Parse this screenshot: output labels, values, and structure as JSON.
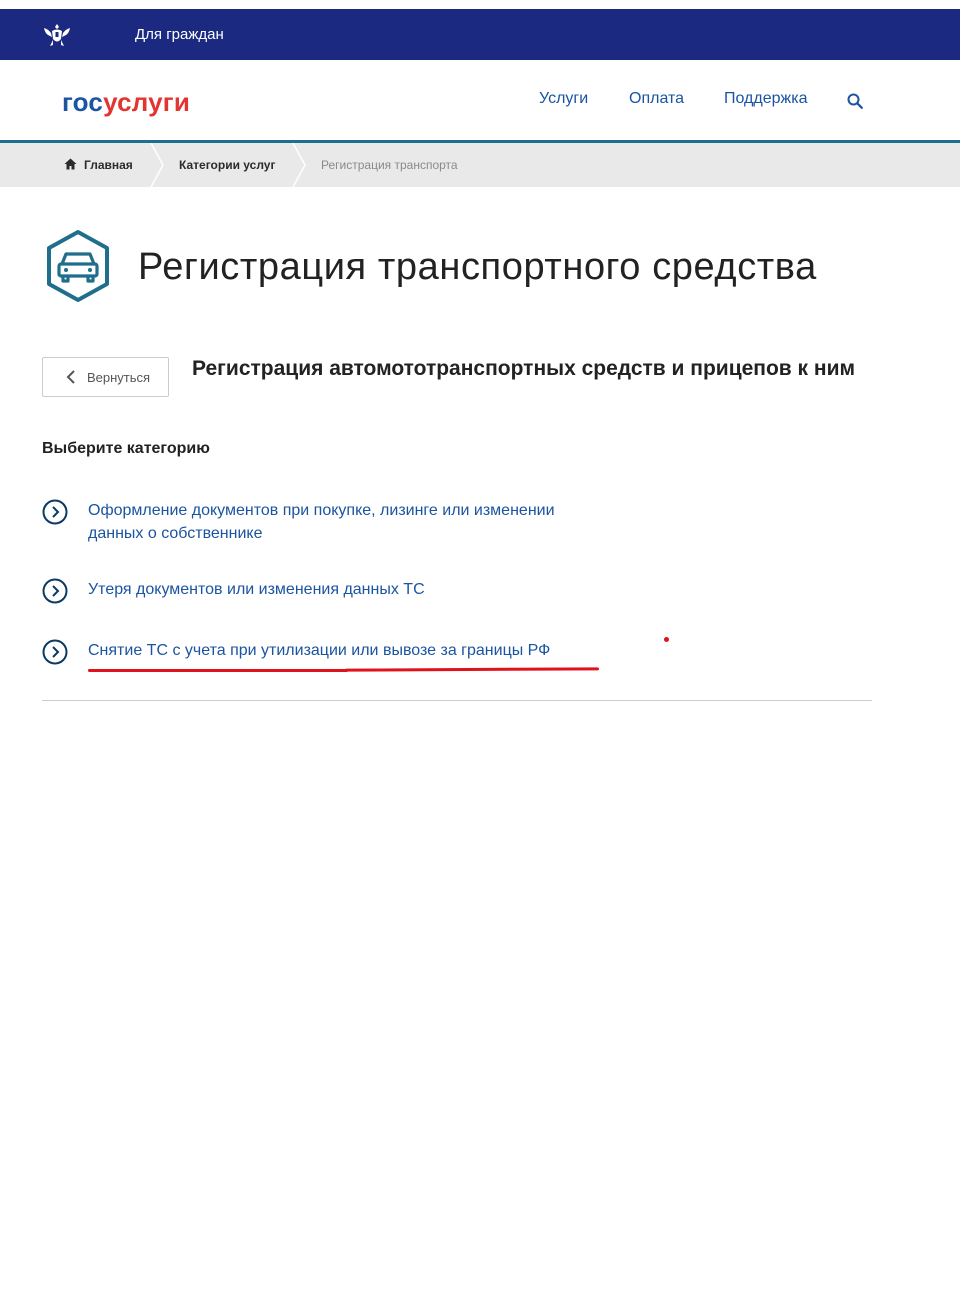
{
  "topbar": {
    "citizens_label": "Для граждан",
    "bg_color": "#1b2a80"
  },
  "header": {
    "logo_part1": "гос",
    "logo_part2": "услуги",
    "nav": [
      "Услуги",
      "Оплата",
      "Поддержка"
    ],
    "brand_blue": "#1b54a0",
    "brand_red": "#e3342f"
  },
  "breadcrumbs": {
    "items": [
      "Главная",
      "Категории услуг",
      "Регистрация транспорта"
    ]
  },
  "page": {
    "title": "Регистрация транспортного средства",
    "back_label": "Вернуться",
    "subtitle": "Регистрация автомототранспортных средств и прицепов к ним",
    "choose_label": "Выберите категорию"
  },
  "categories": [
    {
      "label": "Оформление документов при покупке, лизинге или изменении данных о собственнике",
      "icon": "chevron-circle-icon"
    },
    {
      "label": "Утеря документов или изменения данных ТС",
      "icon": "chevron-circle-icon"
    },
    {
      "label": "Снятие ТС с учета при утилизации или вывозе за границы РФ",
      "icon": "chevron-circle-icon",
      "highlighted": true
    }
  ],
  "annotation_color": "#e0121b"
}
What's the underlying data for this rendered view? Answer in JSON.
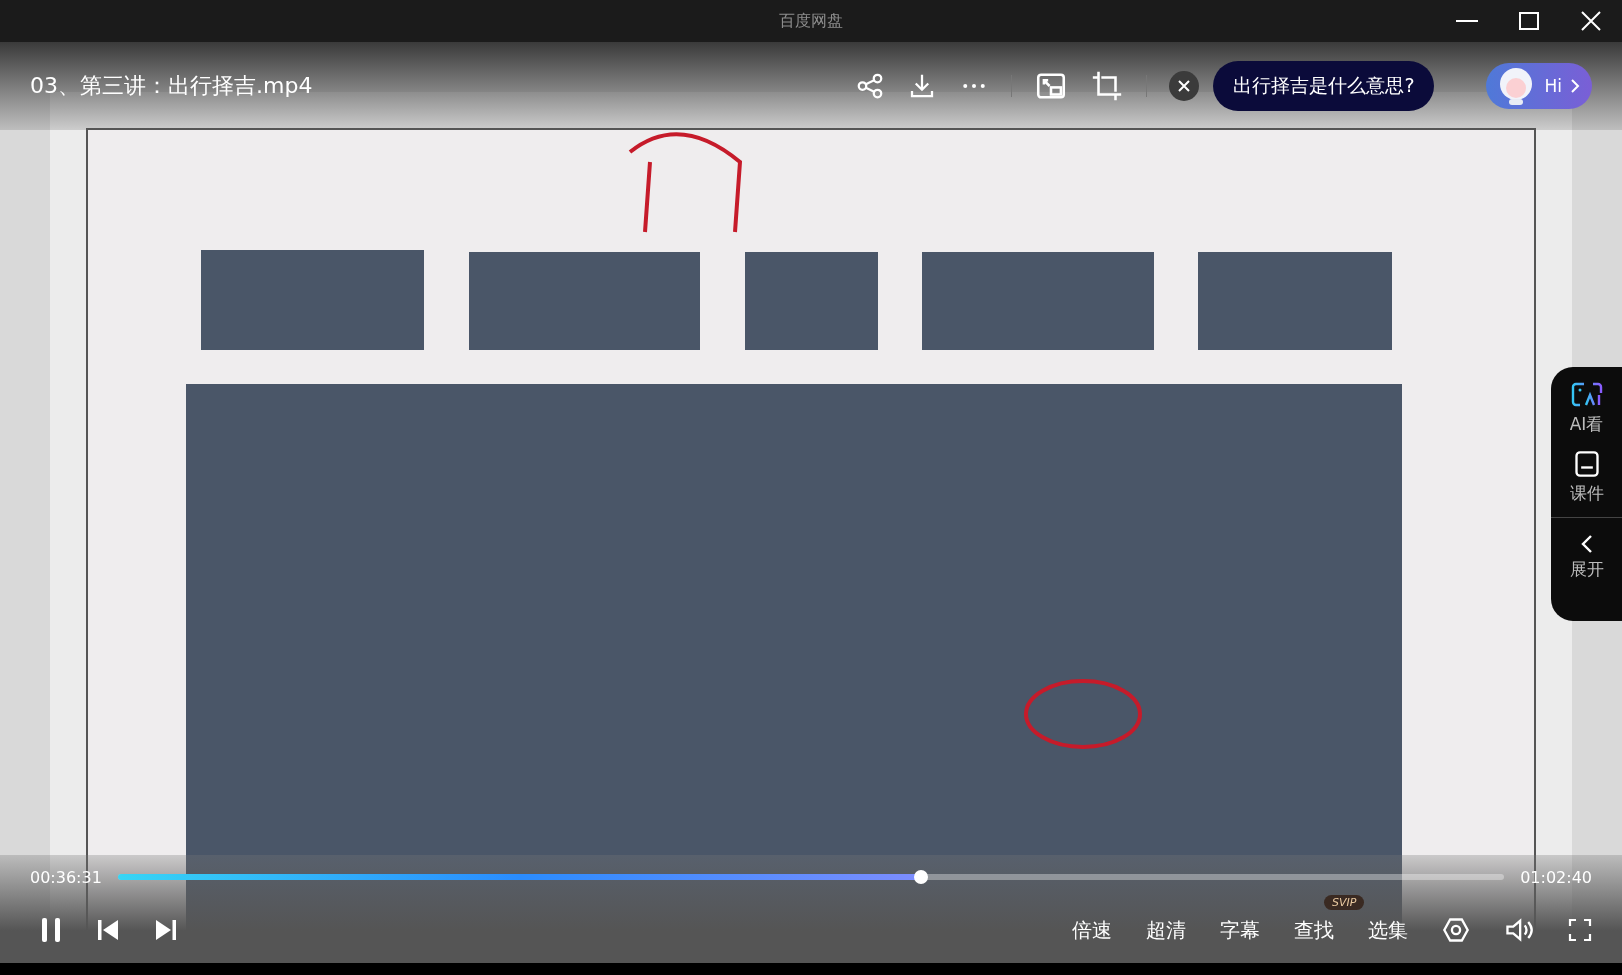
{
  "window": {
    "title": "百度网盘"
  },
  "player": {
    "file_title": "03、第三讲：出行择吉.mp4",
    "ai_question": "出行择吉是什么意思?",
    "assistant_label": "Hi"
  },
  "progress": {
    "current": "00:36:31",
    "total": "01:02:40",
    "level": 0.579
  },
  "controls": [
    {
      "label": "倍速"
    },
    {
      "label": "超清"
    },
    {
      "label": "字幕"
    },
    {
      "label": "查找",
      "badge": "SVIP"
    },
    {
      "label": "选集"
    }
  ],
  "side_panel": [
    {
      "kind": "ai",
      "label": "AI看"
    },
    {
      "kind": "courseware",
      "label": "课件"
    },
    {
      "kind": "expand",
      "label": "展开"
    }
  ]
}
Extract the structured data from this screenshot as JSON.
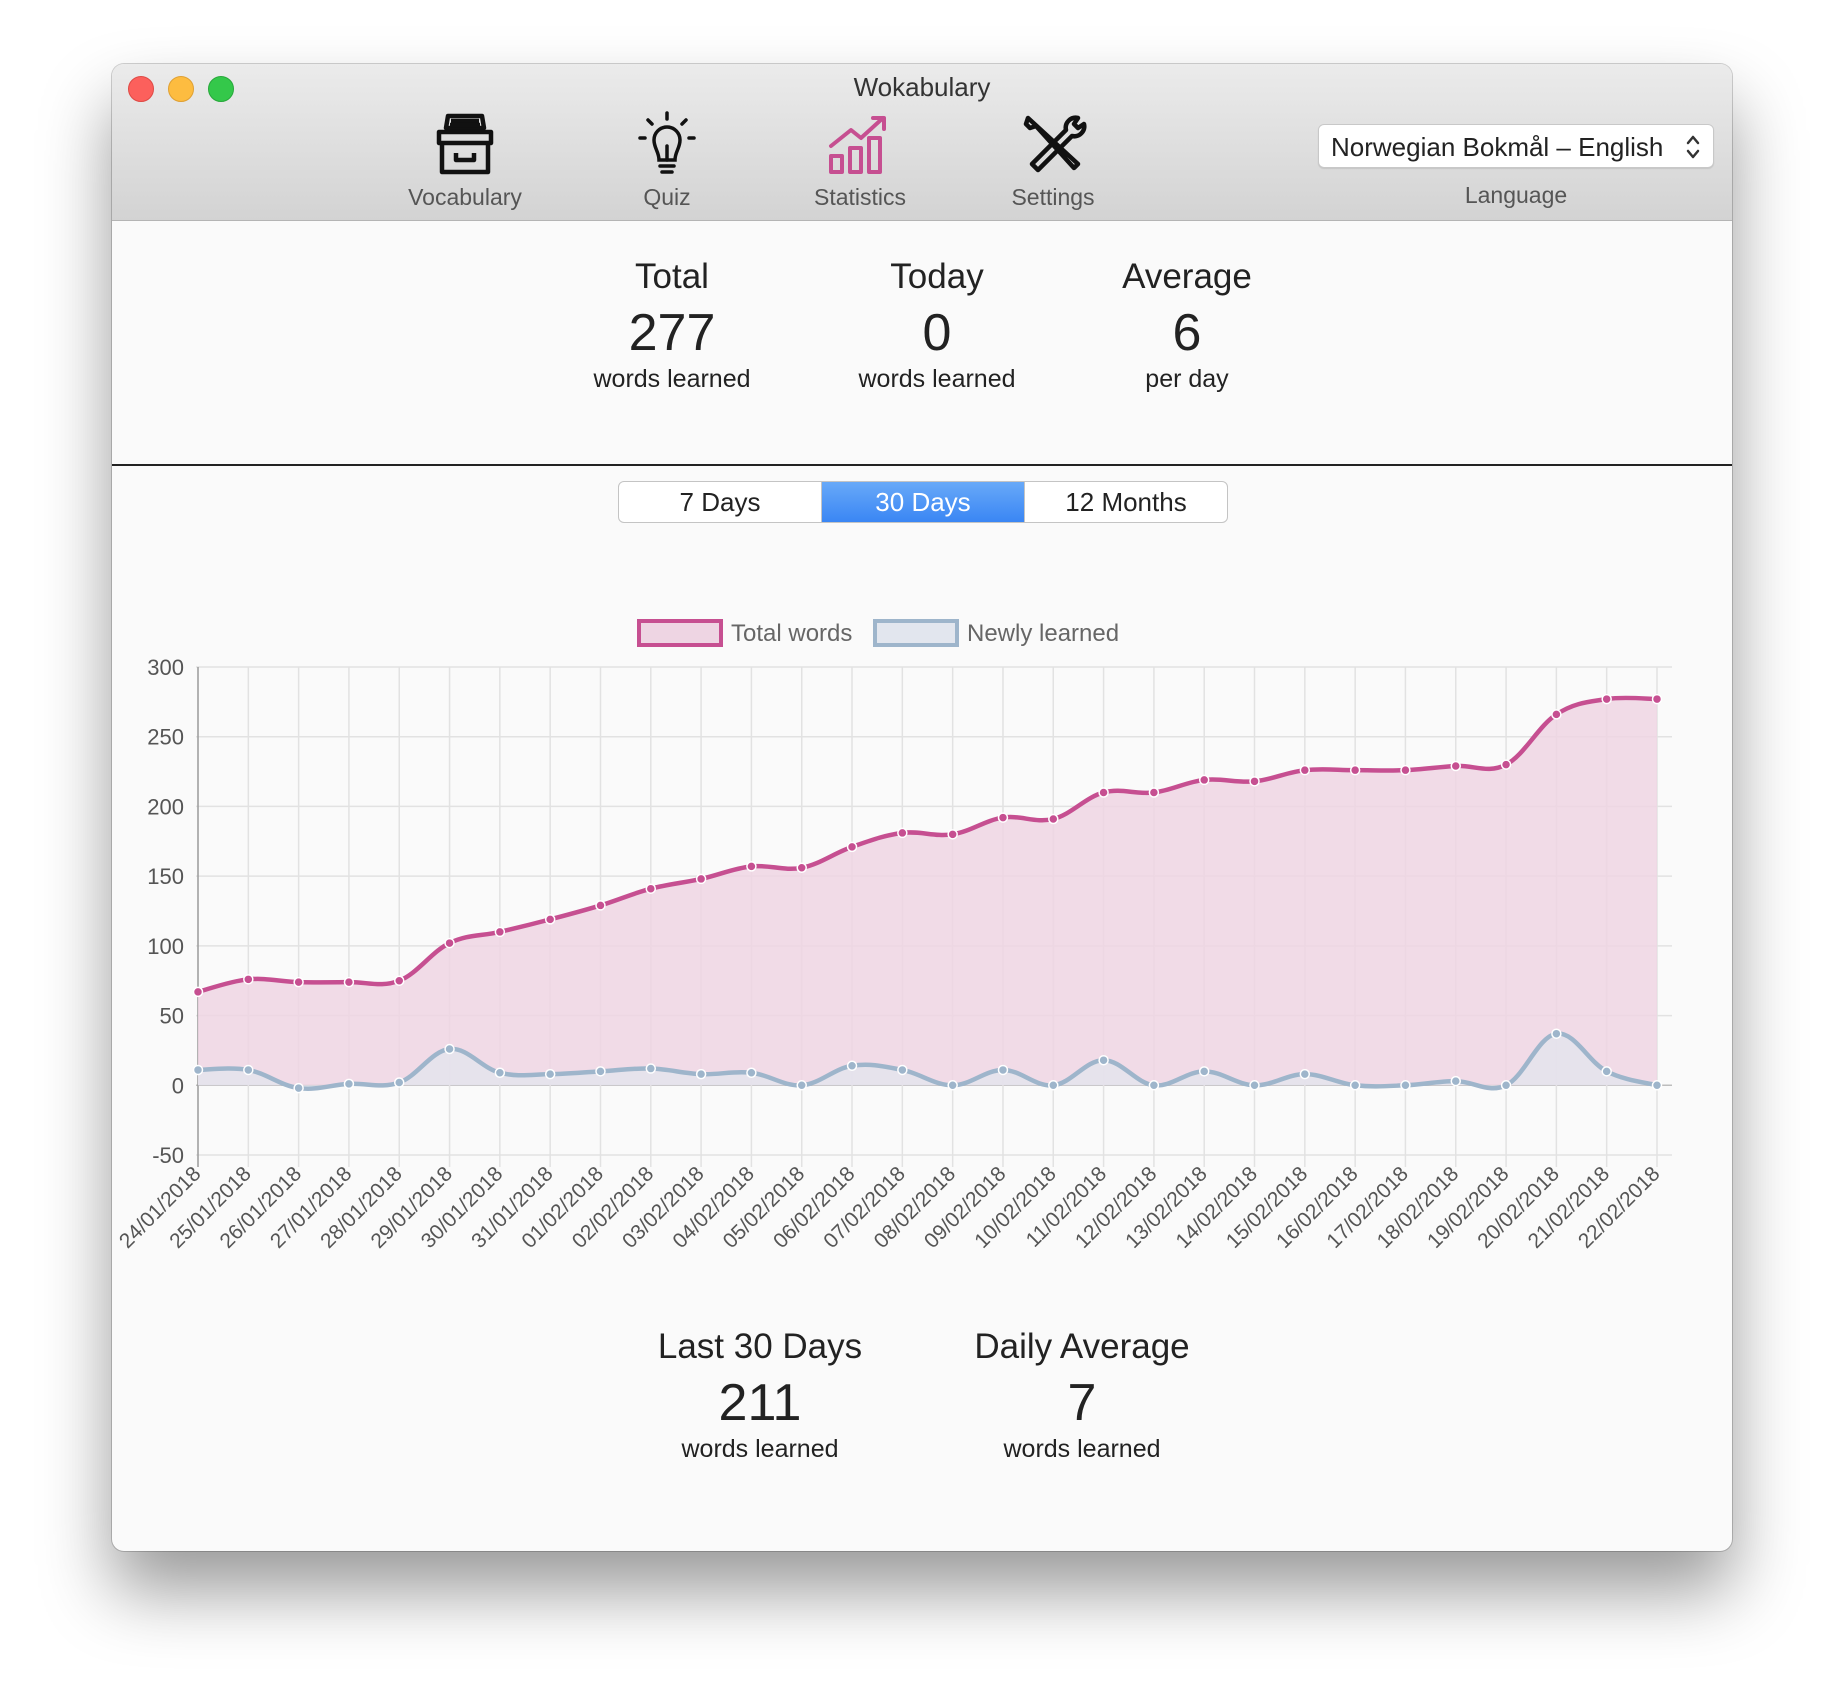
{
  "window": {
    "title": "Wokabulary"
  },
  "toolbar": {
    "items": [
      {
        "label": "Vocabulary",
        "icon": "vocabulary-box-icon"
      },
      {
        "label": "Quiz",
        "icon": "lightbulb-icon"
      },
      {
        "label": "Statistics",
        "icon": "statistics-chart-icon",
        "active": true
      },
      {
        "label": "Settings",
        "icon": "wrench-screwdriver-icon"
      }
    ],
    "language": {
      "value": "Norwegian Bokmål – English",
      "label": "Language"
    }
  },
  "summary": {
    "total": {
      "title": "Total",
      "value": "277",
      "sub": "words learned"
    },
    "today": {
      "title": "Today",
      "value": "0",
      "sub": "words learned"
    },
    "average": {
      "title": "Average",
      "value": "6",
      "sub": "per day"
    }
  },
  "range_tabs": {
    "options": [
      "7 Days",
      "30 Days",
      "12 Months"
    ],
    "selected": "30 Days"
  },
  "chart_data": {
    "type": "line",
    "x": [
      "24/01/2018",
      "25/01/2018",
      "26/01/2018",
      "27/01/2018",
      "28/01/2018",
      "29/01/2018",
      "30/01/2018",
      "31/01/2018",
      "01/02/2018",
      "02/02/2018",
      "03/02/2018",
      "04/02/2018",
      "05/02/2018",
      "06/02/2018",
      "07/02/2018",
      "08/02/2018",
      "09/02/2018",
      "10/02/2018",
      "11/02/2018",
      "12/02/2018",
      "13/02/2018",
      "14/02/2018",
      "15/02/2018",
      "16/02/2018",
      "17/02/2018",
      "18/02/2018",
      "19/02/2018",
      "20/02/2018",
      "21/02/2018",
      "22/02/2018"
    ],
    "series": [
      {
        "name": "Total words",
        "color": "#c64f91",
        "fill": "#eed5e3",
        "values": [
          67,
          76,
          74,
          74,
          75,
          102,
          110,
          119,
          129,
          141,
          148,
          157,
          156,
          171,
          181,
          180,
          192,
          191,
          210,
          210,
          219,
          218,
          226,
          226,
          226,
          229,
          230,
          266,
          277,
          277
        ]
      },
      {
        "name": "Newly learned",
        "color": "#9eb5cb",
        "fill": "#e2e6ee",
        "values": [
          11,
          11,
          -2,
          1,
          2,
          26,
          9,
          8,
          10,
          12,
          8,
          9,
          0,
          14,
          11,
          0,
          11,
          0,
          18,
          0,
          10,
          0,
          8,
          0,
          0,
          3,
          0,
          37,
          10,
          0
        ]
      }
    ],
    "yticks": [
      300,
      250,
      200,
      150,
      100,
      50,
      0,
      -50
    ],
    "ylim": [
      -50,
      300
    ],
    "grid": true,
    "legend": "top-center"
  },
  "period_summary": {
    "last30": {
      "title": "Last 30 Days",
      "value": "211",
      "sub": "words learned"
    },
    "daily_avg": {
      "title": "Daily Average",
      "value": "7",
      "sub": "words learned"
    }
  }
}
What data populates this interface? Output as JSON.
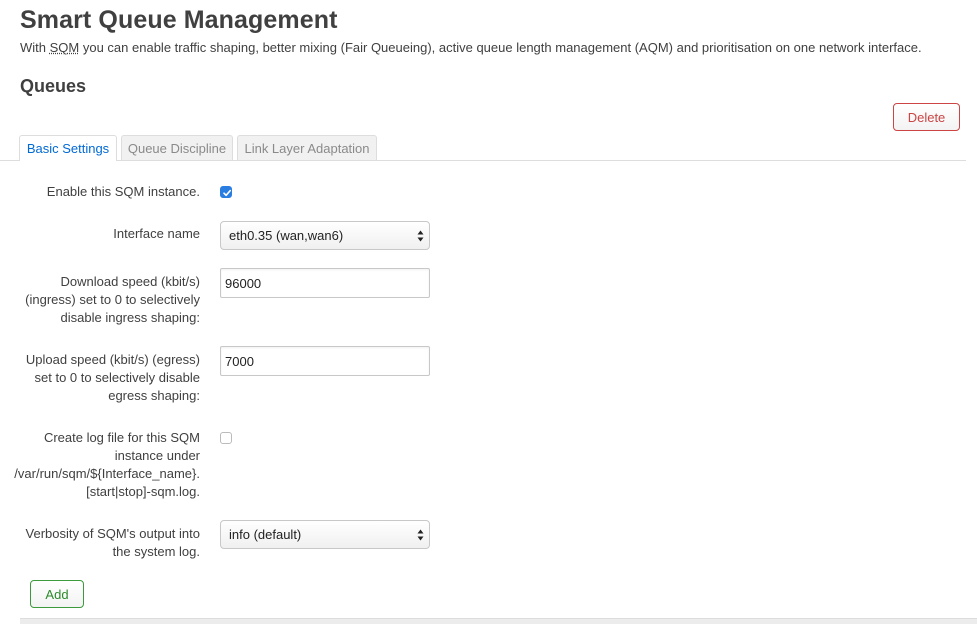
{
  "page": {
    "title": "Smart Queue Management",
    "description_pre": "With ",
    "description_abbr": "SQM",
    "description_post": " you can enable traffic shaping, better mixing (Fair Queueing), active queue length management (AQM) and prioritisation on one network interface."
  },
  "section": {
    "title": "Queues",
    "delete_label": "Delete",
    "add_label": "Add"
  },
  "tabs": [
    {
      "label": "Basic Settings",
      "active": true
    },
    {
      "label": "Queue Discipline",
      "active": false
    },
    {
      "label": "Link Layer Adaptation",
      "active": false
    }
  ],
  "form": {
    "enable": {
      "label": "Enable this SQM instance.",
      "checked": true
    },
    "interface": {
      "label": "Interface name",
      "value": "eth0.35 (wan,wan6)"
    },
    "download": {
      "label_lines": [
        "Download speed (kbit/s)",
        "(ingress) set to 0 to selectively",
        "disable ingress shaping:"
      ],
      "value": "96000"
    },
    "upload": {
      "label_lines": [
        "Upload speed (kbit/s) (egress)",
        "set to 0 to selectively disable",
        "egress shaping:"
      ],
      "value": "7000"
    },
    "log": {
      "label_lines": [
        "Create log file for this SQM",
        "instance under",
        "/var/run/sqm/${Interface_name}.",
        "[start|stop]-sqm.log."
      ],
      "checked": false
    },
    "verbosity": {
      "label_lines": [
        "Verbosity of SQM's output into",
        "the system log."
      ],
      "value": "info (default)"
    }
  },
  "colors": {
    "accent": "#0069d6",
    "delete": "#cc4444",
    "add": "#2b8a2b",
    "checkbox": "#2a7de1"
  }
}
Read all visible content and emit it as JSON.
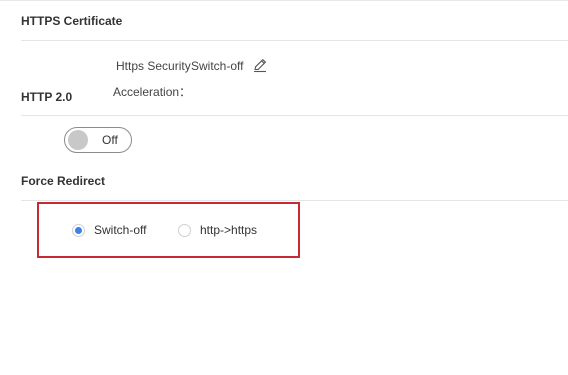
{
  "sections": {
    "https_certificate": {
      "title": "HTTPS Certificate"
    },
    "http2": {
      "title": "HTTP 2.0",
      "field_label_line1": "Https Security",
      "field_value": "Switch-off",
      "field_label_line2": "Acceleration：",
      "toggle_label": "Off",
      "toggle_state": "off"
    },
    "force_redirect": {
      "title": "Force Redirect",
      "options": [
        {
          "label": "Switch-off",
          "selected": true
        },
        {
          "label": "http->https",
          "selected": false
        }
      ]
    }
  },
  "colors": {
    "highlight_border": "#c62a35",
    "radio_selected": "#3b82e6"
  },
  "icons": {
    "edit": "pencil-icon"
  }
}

+--

▸ **What to work on**
Spot every line that holds "selectively" and copy it.

▸ **Final result**
        "(ingress) set to 0 to selectively",
        "set to 0 to selectively disable",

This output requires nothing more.